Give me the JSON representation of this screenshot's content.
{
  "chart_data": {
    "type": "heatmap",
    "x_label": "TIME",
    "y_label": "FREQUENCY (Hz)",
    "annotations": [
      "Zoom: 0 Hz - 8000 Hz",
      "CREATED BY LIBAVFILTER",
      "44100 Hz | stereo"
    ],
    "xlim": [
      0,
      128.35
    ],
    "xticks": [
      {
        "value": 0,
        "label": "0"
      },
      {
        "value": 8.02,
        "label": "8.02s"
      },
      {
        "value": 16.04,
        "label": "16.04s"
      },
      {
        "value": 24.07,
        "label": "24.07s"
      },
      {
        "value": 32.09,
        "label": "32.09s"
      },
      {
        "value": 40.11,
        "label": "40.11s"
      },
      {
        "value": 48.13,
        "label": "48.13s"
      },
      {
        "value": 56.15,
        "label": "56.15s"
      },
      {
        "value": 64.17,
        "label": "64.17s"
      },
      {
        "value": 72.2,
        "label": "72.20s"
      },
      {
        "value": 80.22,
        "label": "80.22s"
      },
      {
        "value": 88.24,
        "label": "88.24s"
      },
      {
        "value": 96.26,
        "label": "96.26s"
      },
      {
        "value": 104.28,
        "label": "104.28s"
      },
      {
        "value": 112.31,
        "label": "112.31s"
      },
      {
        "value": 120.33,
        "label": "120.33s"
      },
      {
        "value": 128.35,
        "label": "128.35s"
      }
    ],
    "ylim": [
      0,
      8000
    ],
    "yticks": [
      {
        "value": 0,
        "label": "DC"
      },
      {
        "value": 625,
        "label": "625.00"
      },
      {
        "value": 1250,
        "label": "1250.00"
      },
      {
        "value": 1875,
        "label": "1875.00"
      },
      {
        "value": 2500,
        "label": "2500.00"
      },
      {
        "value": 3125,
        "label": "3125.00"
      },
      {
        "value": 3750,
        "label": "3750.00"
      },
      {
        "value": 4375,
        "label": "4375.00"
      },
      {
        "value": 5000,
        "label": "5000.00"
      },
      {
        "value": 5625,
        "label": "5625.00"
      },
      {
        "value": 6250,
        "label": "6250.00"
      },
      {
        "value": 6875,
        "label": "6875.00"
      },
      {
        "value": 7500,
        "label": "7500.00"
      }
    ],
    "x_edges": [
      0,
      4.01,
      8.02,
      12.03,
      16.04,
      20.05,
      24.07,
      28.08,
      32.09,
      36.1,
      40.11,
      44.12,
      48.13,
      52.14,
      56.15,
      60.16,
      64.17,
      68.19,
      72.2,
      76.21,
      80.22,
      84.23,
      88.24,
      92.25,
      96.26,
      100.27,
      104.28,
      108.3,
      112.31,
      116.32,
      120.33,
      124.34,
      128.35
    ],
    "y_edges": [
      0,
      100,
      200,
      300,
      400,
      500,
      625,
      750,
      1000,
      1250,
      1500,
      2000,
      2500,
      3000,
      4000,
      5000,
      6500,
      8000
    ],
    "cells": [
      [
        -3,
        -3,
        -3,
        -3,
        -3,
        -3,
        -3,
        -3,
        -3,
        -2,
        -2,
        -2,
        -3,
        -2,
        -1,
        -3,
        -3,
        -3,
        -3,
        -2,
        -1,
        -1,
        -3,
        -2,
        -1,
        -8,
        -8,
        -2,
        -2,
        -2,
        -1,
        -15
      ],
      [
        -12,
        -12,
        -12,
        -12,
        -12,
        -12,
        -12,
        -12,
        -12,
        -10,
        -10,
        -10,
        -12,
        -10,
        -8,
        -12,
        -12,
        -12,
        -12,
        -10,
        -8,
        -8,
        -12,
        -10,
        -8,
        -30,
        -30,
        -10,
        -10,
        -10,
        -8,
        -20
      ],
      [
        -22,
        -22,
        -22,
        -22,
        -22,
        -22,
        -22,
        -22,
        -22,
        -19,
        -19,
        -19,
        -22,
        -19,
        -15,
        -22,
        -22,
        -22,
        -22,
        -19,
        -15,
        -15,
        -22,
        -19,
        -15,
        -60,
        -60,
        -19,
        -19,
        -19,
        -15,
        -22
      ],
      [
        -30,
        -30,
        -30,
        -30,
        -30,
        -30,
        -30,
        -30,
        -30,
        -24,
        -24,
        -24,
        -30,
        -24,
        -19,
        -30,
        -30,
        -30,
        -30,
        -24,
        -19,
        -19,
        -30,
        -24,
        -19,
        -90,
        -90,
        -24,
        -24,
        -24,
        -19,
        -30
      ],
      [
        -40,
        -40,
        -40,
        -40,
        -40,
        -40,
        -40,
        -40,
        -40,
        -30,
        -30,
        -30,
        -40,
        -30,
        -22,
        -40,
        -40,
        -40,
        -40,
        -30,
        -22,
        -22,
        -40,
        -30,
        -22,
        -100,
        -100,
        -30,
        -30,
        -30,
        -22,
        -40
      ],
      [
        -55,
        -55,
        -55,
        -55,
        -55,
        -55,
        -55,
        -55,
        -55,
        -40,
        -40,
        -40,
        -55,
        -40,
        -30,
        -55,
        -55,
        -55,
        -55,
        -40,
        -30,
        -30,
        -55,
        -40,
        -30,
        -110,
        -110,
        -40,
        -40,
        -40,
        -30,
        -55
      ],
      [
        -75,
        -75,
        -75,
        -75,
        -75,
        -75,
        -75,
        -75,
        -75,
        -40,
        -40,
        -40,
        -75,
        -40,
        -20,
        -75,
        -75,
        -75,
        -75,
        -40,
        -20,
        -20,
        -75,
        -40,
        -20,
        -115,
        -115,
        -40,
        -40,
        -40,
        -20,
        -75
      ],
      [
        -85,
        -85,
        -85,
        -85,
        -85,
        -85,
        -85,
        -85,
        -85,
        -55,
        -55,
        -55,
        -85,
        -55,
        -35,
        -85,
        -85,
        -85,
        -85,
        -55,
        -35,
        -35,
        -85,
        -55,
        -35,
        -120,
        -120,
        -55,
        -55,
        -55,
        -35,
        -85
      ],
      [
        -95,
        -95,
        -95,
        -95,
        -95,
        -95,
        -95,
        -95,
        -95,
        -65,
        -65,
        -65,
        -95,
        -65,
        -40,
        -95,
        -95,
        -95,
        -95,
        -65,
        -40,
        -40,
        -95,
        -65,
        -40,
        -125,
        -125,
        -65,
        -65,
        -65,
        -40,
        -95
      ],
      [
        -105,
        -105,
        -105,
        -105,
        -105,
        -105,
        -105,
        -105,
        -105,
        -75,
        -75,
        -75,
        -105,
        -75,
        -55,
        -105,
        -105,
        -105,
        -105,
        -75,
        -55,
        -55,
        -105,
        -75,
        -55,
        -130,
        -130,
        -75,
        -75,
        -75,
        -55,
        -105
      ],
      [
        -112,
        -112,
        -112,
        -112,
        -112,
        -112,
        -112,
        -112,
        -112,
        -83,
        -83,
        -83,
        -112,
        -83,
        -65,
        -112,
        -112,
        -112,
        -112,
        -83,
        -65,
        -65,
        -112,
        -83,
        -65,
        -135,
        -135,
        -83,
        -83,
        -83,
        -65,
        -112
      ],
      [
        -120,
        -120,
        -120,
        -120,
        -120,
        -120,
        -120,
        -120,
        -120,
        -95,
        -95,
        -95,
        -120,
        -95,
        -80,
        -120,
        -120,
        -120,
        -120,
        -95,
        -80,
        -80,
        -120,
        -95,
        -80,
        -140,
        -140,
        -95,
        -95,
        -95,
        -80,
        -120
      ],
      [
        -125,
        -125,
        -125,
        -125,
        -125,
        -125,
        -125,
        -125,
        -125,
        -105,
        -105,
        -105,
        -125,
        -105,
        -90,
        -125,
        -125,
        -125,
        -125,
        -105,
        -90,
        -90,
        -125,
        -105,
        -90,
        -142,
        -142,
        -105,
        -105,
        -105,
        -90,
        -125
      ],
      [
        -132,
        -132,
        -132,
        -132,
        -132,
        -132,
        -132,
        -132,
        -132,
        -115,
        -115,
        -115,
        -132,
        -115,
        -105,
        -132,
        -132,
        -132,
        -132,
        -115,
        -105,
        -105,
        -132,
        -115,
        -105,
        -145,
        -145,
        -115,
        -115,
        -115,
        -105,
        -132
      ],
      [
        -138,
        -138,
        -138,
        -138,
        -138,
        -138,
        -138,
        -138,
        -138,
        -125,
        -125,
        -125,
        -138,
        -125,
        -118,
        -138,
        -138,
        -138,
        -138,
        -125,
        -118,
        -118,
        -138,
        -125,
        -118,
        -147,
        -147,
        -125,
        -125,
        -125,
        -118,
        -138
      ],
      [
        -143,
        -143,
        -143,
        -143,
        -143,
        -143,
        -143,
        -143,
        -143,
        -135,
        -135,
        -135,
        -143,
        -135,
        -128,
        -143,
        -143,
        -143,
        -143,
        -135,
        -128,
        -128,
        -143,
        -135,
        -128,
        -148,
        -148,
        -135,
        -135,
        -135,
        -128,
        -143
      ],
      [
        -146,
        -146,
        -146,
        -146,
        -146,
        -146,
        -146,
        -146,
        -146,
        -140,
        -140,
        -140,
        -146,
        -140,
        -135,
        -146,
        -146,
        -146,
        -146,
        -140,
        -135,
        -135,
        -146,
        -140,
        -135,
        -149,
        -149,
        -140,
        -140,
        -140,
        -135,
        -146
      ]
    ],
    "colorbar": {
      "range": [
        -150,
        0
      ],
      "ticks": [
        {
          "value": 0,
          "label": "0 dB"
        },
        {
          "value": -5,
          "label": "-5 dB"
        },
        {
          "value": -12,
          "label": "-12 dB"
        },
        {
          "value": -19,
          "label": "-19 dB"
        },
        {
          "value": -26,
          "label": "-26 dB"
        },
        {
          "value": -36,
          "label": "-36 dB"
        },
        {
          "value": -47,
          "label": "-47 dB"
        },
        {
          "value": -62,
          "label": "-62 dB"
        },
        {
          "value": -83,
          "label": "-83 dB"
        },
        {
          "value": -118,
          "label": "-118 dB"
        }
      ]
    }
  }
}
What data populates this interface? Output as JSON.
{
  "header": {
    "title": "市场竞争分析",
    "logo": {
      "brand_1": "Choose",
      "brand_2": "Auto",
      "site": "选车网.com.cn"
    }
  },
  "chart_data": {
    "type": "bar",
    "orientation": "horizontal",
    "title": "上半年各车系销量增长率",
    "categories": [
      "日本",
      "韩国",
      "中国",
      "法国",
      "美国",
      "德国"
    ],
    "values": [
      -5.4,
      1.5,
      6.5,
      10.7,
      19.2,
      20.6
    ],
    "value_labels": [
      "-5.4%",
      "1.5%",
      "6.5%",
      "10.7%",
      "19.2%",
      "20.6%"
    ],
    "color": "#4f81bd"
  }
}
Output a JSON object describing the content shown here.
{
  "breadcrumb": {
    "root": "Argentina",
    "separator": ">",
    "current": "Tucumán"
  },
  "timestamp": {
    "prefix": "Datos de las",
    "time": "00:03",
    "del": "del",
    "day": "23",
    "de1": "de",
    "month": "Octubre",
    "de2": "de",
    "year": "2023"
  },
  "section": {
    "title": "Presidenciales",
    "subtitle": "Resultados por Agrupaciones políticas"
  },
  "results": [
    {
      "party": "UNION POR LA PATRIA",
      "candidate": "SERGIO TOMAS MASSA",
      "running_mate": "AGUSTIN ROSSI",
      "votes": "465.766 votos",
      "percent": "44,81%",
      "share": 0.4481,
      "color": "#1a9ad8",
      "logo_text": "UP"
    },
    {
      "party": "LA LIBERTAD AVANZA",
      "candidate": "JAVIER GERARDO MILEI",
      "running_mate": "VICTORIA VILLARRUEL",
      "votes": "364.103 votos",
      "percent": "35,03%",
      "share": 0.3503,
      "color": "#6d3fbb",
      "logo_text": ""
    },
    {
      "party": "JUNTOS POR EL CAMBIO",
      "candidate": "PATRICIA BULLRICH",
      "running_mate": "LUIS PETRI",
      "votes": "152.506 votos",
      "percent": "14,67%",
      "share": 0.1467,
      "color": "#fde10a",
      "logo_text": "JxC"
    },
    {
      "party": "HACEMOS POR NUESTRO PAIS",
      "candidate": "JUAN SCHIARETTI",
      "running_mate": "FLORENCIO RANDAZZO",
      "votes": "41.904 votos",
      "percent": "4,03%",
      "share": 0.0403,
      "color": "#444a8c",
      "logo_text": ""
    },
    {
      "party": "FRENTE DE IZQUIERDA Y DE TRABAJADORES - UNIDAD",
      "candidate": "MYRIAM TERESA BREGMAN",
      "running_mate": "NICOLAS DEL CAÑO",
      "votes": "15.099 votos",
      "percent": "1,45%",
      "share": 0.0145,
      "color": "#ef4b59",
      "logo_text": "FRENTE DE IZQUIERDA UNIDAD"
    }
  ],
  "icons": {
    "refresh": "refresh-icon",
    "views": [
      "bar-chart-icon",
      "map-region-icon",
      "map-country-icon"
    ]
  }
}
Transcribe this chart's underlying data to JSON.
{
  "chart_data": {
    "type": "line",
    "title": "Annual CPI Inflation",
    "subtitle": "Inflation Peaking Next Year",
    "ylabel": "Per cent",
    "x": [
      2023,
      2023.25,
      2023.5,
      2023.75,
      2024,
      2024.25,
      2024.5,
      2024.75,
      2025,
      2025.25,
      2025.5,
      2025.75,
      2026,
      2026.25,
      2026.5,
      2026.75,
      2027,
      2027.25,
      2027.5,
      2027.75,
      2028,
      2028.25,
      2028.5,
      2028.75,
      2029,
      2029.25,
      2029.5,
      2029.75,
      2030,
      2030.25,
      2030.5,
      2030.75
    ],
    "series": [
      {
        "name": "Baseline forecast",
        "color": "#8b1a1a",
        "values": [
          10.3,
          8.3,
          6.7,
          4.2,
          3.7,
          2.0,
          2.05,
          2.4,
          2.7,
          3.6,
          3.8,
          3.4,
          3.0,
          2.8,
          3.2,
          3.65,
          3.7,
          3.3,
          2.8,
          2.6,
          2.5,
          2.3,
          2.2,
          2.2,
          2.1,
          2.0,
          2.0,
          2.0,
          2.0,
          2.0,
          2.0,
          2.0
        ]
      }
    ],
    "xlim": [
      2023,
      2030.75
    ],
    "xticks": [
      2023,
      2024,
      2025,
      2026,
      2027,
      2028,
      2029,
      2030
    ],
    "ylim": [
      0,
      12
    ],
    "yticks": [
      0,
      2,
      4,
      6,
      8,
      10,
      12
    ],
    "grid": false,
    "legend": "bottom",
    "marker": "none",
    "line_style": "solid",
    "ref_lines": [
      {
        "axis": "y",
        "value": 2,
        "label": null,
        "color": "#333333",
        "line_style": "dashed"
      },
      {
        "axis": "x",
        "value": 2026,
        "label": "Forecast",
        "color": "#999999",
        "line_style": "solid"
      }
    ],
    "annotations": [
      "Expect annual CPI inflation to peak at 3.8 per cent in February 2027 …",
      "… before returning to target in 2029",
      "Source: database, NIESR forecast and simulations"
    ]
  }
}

══════════════════════════════

Select every line of the records holding the string "party".

      "party": "UNION POR LA PATRIA",
      "party": "LA LIBERTAD AVANZA",
      "party": "JUNTOS POR EL CAMBIO",
      "party": "HACEMOS POR NUESTRO PAIS",
      "party": "FRENTE DE IZQUIERDA Y DE TRABAJADORES - UNIDAD",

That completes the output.